··· Records for the task

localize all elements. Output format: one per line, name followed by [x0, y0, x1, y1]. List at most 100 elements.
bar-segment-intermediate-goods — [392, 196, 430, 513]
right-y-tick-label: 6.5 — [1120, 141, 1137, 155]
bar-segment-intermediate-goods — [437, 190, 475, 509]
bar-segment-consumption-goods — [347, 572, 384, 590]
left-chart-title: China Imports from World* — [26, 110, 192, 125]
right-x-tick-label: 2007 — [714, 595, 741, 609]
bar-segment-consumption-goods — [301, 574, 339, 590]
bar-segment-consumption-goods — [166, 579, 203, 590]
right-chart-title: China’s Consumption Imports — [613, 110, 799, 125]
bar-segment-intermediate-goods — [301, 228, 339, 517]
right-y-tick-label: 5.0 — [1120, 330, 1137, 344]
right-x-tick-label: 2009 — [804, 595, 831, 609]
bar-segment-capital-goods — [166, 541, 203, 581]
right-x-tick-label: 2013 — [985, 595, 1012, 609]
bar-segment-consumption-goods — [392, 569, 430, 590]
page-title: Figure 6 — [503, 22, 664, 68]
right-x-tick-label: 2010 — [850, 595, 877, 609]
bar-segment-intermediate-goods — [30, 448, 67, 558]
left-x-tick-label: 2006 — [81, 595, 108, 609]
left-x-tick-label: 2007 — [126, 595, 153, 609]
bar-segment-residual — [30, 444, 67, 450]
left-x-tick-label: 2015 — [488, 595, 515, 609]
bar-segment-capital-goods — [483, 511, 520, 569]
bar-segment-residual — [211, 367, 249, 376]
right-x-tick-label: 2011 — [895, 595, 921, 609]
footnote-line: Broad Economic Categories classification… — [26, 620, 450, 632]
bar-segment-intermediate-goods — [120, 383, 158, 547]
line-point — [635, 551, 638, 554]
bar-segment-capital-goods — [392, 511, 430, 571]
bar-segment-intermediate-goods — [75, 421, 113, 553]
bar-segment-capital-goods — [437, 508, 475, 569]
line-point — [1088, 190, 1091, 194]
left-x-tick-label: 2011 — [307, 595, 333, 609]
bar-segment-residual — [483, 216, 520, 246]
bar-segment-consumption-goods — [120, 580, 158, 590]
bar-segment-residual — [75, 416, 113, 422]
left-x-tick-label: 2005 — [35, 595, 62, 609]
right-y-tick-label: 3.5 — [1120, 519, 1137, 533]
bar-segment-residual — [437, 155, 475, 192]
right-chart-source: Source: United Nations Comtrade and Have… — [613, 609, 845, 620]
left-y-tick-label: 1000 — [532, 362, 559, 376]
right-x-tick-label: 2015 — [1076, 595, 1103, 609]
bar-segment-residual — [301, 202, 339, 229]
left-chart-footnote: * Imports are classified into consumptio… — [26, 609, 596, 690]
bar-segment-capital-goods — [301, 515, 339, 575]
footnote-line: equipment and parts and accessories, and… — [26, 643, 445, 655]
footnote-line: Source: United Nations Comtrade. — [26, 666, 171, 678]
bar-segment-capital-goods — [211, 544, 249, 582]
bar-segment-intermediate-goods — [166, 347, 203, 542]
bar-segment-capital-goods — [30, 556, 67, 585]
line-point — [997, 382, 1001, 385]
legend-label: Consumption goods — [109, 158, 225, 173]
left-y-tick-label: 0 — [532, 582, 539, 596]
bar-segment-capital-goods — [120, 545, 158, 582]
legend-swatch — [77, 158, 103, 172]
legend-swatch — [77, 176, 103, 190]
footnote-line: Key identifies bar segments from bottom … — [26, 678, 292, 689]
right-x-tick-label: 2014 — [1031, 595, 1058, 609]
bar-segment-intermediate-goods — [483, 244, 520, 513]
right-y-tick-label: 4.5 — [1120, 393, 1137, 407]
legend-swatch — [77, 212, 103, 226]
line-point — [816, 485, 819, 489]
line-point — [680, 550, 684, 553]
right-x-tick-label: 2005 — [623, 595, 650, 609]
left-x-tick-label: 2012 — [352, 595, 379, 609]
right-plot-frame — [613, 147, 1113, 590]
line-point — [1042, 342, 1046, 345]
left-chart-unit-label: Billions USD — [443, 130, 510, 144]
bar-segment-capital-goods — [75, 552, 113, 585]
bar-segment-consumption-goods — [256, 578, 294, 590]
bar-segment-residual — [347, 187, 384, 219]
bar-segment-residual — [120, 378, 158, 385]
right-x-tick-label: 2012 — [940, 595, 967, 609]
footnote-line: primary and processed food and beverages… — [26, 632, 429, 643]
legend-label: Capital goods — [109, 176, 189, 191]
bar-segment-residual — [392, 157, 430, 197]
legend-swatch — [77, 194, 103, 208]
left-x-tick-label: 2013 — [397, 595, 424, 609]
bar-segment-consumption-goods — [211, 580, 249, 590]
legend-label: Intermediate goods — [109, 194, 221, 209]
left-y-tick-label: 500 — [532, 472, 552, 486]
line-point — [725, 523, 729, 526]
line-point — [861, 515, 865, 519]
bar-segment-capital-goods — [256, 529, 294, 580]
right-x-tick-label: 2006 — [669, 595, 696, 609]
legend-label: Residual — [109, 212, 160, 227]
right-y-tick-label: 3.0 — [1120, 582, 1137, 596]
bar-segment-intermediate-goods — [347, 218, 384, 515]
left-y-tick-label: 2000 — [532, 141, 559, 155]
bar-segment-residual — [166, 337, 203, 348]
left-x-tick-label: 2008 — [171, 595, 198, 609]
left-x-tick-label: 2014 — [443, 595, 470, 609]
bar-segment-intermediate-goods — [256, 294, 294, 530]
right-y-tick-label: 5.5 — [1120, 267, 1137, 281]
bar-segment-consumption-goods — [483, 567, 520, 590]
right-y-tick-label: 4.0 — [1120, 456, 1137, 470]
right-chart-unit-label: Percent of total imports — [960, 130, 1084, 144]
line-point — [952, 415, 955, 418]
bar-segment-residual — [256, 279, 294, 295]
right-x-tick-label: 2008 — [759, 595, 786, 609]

······
··· Records for the task

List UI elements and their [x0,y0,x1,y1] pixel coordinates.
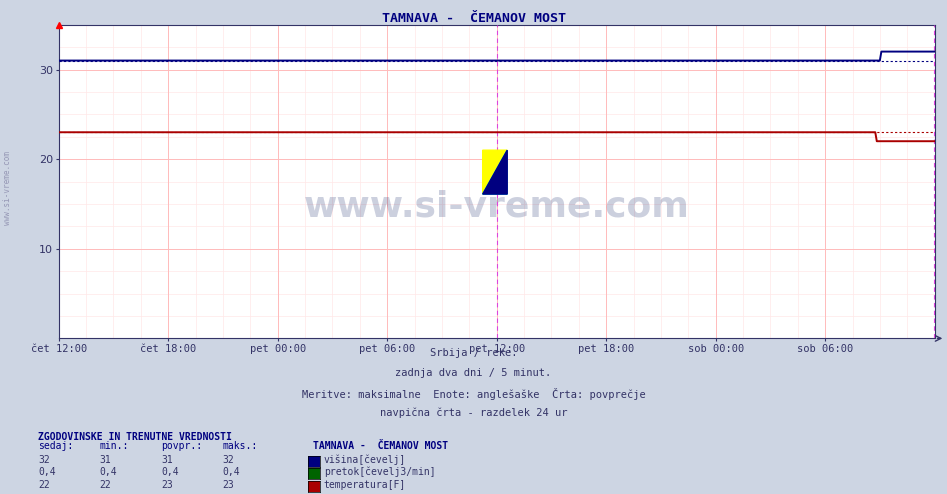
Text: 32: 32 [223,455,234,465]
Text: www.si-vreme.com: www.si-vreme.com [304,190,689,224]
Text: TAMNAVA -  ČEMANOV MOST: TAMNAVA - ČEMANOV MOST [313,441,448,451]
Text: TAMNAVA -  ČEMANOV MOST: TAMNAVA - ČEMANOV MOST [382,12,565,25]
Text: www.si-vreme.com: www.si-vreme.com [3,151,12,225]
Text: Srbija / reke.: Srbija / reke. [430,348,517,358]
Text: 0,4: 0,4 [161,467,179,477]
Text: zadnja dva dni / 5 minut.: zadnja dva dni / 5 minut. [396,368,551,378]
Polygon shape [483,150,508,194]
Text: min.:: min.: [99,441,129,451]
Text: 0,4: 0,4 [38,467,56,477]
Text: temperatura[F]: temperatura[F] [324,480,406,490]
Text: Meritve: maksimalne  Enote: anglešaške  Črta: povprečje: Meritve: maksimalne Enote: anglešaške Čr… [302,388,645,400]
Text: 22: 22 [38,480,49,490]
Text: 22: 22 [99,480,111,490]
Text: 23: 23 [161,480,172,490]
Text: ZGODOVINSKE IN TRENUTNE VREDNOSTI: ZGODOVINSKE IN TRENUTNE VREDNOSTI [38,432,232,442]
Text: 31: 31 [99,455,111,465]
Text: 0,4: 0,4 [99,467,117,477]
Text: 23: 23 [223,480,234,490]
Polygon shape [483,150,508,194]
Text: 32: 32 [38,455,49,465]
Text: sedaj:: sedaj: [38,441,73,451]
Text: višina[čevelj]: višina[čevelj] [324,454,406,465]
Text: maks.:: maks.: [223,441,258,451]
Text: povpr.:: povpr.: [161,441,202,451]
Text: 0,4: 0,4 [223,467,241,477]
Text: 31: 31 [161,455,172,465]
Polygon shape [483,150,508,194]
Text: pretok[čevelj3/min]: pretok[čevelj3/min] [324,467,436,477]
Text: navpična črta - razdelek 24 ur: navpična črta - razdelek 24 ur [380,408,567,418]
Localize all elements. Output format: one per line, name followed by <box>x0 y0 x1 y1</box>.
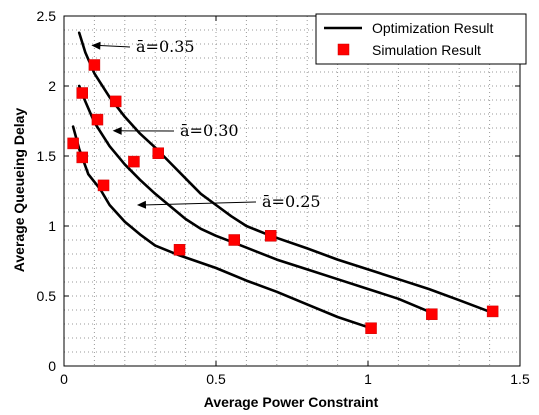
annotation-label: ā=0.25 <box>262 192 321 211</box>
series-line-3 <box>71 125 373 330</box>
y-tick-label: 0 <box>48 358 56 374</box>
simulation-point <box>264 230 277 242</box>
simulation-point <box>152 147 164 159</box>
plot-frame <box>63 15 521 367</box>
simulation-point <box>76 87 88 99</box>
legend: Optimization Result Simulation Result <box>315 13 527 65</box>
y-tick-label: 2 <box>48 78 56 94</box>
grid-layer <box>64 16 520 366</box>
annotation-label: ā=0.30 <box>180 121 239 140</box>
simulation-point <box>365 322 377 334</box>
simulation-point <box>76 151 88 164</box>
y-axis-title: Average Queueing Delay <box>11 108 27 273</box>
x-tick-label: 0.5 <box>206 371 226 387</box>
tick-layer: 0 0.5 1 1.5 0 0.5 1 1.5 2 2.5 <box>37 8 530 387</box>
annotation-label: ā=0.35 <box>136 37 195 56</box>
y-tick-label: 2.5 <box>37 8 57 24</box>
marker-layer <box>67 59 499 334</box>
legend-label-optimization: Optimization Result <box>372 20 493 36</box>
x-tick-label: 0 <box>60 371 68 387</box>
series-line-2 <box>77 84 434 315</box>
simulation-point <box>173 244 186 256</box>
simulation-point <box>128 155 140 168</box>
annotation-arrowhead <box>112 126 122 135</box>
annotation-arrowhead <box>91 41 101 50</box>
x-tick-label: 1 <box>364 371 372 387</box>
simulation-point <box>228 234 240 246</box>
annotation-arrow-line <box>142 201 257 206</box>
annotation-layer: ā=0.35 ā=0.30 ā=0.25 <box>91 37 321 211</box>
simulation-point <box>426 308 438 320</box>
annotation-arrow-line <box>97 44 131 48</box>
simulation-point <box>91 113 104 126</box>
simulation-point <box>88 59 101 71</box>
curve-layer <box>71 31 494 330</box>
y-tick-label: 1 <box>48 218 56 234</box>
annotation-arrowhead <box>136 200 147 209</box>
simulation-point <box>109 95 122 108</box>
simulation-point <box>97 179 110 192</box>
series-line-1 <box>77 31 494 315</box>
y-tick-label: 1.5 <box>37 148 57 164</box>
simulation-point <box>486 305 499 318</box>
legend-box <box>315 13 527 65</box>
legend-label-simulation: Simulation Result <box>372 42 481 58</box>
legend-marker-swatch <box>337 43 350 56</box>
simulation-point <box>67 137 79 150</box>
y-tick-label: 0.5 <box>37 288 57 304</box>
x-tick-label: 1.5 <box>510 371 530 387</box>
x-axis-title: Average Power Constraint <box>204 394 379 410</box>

······
··· Records for the task

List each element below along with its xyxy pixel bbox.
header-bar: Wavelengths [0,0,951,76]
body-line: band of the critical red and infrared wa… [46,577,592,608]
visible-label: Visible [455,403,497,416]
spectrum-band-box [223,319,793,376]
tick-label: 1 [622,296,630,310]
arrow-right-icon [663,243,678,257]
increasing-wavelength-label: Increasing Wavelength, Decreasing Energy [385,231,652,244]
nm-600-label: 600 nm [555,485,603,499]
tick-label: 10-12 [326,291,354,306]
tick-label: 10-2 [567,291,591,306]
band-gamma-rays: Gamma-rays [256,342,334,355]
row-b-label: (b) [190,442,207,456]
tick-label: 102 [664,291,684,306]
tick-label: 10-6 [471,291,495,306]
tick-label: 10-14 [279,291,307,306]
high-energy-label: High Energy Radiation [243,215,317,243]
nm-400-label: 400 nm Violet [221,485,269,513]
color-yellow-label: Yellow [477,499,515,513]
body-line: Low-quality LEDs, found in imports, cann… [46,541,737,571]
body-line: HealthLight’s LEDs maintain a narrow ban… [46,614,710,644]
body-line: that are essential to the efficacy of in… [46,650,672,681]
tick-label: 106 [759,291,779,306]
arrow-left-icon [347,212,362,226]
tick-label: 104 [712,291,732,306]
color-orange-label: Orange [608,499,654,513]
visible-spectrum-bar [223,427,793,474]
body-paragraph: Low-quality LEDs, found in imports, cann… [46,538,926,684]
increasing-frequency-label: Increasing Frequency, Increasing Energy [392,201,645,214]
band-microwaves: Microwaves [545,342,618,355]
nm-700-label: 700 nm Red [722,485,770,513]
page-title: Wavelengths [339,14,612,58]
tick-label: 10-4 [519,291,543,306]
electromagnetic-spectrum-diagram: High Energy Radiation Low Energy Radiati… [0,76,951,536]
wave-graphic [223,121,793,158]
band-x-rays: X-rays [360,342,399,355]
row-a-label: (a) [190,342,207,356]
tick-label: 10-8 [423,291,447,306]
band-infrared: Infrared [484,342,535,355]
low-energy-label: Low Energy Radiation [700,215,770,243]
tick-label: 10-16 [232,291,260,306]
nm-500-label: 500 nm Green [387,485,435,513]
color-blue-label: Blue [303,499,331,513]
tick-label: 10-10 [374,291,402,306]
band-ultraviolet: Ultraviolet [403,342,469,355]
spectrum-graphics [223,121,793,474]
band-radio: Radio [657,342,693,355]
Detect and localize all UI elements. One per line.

······

**Exercise goal**
Can you copy the lines of the material above without any change, starting with the line that contains "annotation-label: ā=0.25 <box>262" and going on through the line that contains "annotation-arrowhead <box>91 41 101 50</box>"?

**Answer for the task**
annotation-label: ā=0.25 <box>262 192 321 211</box>
series-line-3 <box>71 125 373 330</box>
y-tick-label: 0 <box>48 358 56 374</box>
simulation-point <box>264 230 277 242</box>
simulation-point <box>152 147 164 159</box>
plot-frame <box>63 15 521 367</box>
simulation-point <box>76 87 88 99</box>
legend: Optimization Result Simulation Result <box>315 13 527 65</box>
y-tick-label: 2 <box>48 78 56 94</box>
grid-layer <box>64 16 520 366</box>
annotation-label: ā=0.30 <box>180 121 239 140</box>
simulation-point <box>365 322 377 334</box>
simulation-point <box>76 151 88 164</box>
y-axis-title: Average Queueing Delay <box>11 108 27 273</box>
x-tick-label: 0.5 <box>206 371 226 387</box>
tick-layer: 0 0.5 1 1.5 0 0.5 1 1.5 2 2.5 <box>37 8 530 387</box>
annotation-label: ā=0.35 <box>136 37 195 56</box>
y-tick-label: 2.5 <box>37 8 57 24</box>
marker-layer <box>67 59 499 334</box>
legend-label-optimization: Optimization Result <box>372 20 493 36</box>
x-tick-label: 0 <box>60 371 68 387</box>
series-line-2 <box>77 84 434 315</box>
simulation-point <box>173 244 186 256</box>
simulation-point <box>128 155 140 168</box>
annotation-arrowhead <box>112 126 122 135</box>
annotation-arrowhead <box>91 41 101 50</box>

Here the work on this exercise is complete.